__SOURCE DATA__.
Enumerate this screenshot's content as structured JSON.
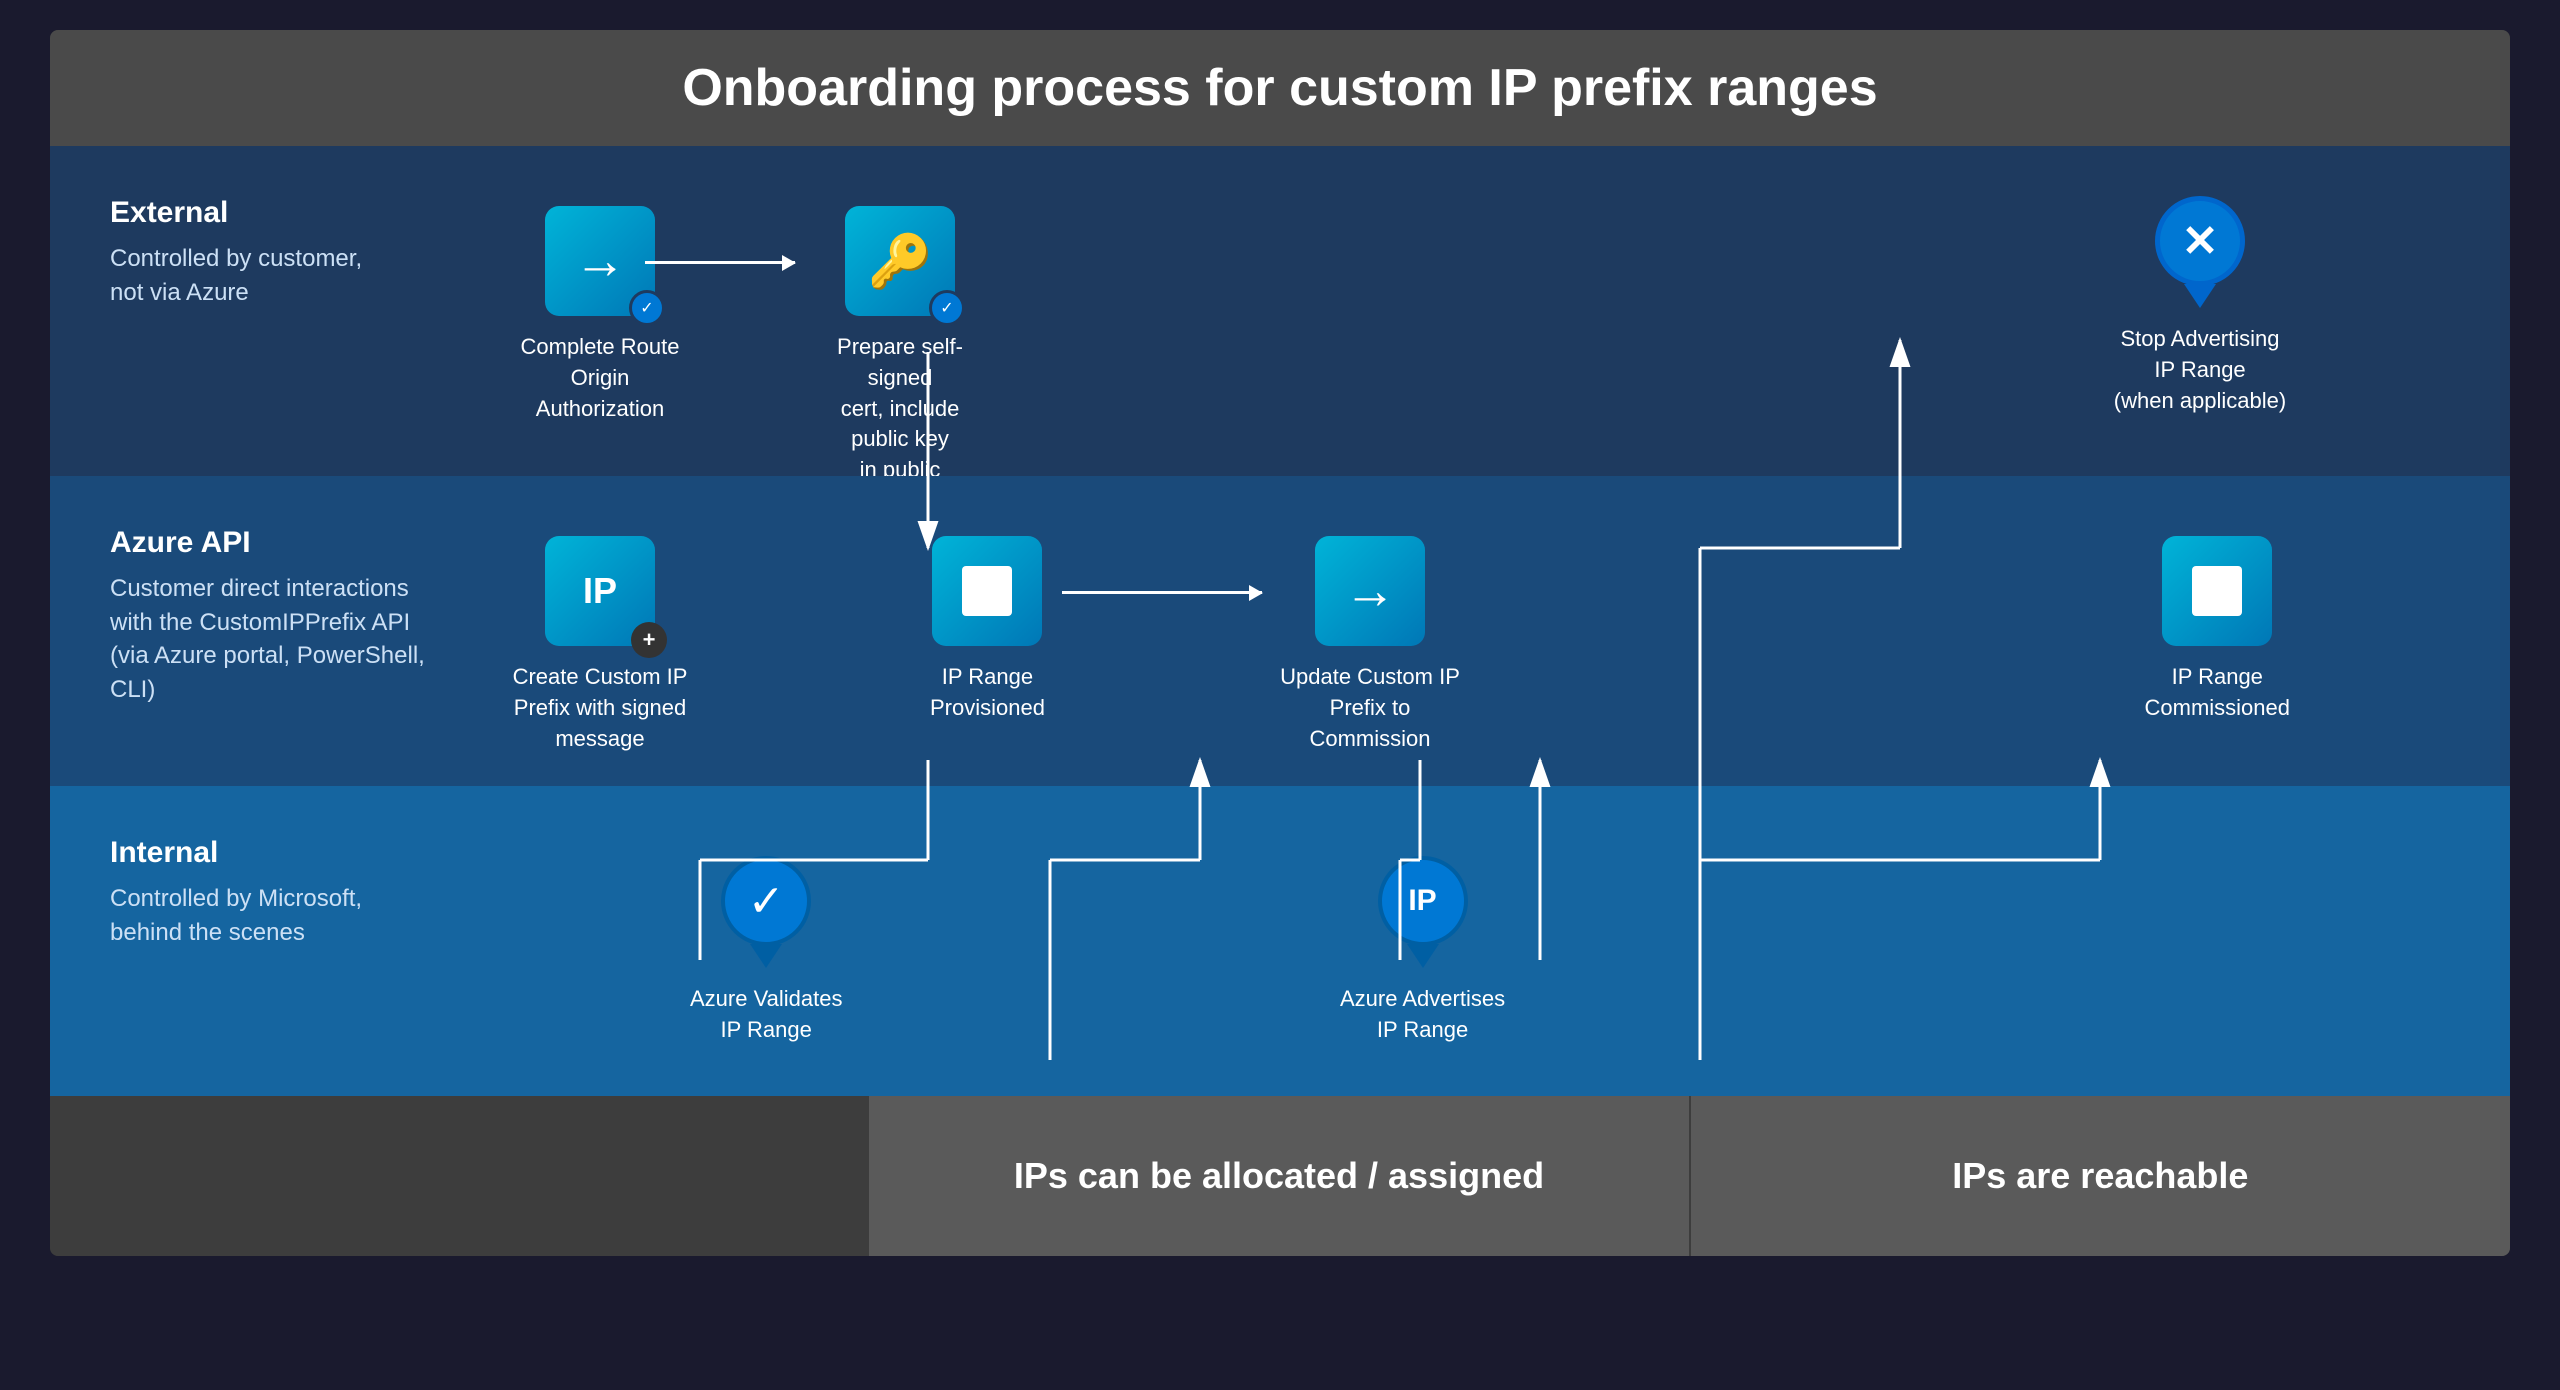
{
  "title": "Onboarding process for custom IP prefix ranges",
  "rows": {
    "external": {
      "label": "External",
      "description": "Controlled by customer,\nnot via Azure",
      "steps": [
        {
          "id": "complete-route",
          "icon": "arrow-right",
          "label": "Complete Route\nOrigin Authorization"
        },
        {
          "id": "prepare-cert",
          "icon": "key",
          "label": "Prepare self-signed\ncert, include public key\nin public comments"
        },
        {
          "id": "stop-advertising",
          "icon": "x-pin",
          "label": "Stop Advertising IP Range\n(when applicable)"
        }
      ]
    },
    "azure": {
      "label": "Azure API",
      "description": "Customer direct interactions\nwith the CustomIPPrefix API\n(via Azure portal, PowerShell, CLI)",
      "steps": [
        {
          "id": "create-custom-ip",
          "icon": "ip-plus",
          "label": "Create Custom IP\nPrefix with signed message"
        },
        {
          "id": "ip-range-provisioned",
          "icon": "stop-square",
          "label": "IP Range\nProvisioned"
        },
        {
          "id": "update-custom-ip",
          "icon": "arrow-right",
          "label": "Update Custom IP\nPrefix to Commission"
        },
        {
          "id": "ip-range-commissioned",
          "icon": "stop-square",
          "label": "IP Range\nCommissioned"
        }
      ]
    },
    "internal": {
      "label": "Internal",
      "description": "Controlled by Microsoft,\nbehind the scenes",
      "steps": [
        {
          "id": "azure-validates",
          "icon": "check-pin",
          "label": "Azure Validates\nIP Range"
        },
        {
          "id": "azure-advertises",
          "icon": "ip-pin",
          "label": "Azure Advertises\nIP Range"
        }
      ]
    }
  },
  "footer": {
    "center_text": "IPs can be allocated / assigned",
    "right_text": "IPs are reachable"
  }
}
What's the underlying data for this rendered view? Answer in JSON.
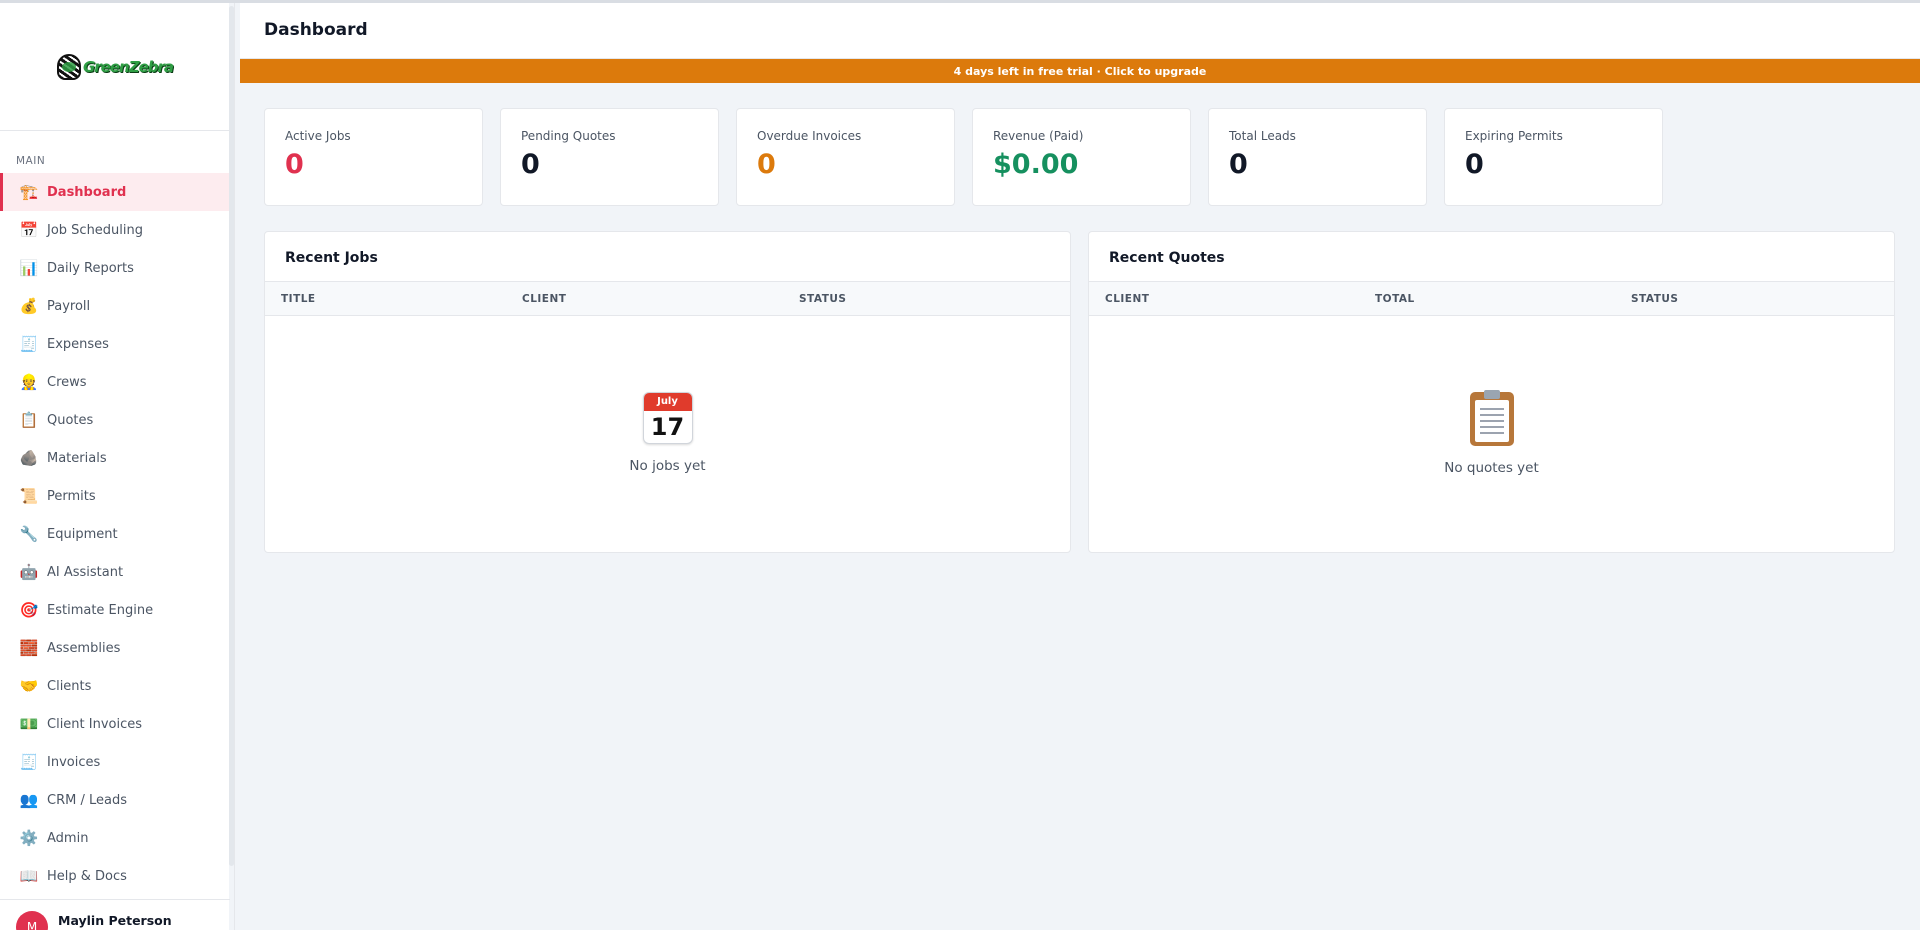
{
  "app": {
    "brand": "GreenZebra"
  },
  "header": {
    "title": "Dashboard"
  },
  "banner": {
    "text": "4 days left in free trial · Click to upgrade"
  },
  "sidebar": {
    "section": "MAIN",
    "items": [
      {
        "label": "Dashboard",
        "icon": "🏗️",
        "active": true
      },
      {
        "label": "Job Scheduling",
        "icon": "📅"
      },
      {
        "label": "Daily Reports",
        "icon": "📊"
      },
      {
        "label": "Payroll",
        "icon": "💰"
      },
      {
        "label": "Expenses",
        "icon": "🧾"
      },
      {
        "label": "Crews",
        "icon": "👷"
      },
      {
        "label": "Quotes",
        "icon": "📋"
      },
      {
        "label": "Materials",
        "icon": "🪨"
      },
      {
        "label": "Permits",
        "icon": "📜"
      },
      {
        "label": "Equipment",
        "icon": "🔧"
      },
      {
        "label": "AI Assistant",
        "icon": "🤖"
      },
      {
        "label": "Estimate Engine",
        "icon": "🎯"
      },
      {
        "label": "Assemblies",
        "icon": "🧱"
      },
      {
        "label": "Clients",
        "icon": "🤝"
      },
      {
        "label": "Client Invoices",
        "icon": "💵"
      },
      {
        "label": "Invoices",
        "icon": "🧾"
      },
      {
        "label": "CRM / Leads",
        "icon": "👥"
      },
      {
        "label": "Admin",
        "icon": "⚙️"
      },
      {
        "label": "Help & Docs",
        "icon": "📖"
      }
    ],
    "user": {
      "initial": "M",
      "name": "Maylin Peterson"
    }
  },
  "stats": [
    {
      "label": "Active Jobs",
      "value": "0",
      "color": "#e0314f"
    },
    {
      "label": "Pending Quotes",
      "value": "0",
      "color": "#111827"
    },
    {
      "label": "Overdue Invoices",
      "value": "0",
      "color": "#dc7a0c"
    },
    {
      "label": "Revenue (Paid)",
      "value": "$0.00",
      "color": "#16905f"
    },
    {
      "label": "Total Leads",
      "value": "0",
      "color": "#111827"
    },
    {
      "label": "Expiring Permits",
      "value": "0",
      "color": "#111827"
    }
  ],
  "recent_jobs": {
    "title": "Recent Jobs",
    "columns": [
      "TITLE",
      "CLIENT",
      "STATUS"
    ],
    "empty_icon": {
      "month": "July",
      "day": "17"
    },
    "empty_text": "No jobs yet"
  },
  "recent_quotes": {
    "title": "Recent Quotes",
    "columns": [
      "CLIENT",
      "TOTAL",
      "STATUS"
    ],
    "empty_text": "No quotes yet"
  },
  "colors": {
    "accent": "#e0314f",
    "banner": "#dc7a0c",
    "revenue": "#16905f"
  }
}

__WHAT THE TASK ASKS__. Reproduce all of the data exactly, omitting each picture it holds.

__THE OUTPUT__.
Enumerate this screenshot's content as structured JSON.
{
  "title": "Onboarding process for custom IP prefix ranges",
  "rows": {
    "external": {
      "label": "External",
      "description": "Controlled by customer,\nnot via Azure",
      "steps": [
        {
          "id": "complete-route",
          "icon": "arrow-right",
          "label": "Complete Route\nOrigin Authorization"
        },
        {
          "id": "prepare-cert",
          "icon": "key",
          "label": "Prepare self-signed\ncert, include public key\nin public comments"
        },
        {
          "id": "stop-advertising",
          "icon": "x-pin",
          "label": "Stop Advertising IP Range\n(when applicable)"
        }
      ]
    },
    "azure": {
      "label": "Azure API",
      "description": "Customer direct interactions\nwith the CustomIPPrefix API\n(via Azure portal, PowerShell, CLI)",
      "steps": [
        {
          "id": "create-custom-ip",
          "icon": "ip-plus",
          "label": "Create Custom IP\nPrefix with signed message"
        },
        {
          "id": "ip-range-provisioned",
          "icon": "stop-square",
          "label": "IP Range\nProvisioned"
        },
        {
          "id": "update-custom-ip",
          "icon": "arrow-right",
          "label": "Update Custom IP\nPrefix to Commission"
        },
        {
          "id": "ip-range-commissioned",
          "icon": "stop-square",
          "label": "IP Range\nCommissioned"
        }
      ]
    },
    "internal": {
      "label": "Internal",
      "description": "Controlled by Microsoft,\nbehind the scenes",
      "steps": [
        {
          "id": "azure-validates",
          "icon": "check-pin",
          "label": "Azure Validates\nIP Range"
        },
        {
          "id": "azure-advertises",
          "icon": "ip-pin",
          "label": "Azure Advertises\nIP Range"
        }
      ]
    }
  },
  "footer": {
    "center_text": "IPs can be allocated / assigned",
    "right_text": "IPs are reachable"
  }
}
What's the underlying data for this rendered view? Answer in JSON.
{
  "app": {
    "brand": "GreenZebra"
  },
  "header": {
    "title": "Dashboard"
  },
  "banner": {
    "text": "4 days left in free trial · Click to upgrade"
  },
  "sidebar": {
    "section": "MAIN",
    "items": [
      {
        "label": "Dashboard",
        "icon": "🏗️",
        "active": true
      },
      {
        "label": "Job Scheduling",
        "icon": "📅"
      },
      {
        "label": "Daily Reports",
        "icon": "📊"
      },
      {
        "label": "Payroll",
        "icon": "💰"
      },
      {
        "label": "Expenses",
        "icon": "🧾"
      },
      {
        "label": "Crews",
        "icon": "👷"
      },
      {
        "label": "Quotes",
        "icon": "📋"
      },
      {
        "label": "Materials",
        "icon": "🪨"
      },
      {
        "label": "Permits",
        "icon": "📜"
      },
      {
        "label": "Equipment",
        "icon": "🔧"
      },
      {
        "label": "AI Assistant",
        "icon": "🤖"
      },
      {
        "label": "Estimate Engine",
        "icon": "🎯"
      },
      {
        "label": "Assemblies",
        "icon": "🧱"
      },
      {
        "label": "Clients",
        "icon": "🤝"
      },
      {
        "label": "Client Invoices",
        "icon": "💵"
      },
      {
        "label": "Invoices",
        "icon": "🧾"
      },
      {
        "label": "CRM / Leads",
        "icon": "👥"
      },
      {
        "label": "Admin",
        "icon": "⚙️"
      },
      {
        "label": "Help & Docs",
        "icon": "📖"
      }
    ],
    "user": {
      "initial": "M",
      "name": "Maylin Peterson"
    }
  },
  "stats": [
    {
      "label": "Active Jobs",
      "value": "0",
      "color": "#e0314f"
    },
    {
      "label": "Pending Quotes",
      "value": "0",
      "color": "#111827"
    },
    {
      "label": "Overdue Invoices",
      "value": "0",
      "color": "#dc7a0c"
    },
    {
      "label": "Revenue (Paid)",
      "value": "$0.00",
      "color": "#16905f"
    },
    {
      "label": "Total Leads",
      "value": "0",
      "color": "#111827"
    },
    {
      "label": "Expiring Permits",
      "value": "0",
      "color": "#111827"
    }
  ],
  "recent_jobs": {
    "title": "Recent Jobs",
    "columns": [
      "TITLE",
      "CLIENT",
      "STATUS"
    ],
    "empty_icon": {
      "month": "July",
      "day": "17"
    },
    "empty_text": "No jobs yet"
  },
  "recent_quotes": {
    "title": "Recent Quotes",
    "columns": [
      "CLIENT",
      "TOTAL",
      "STATUS"
    ],
    "empty_text": "No quotes yet"
  },
  "colors": {
    "accent": "#e0314f",
    "banner": "#dc7a0c",
    "revenue": "#16905f"
  }
}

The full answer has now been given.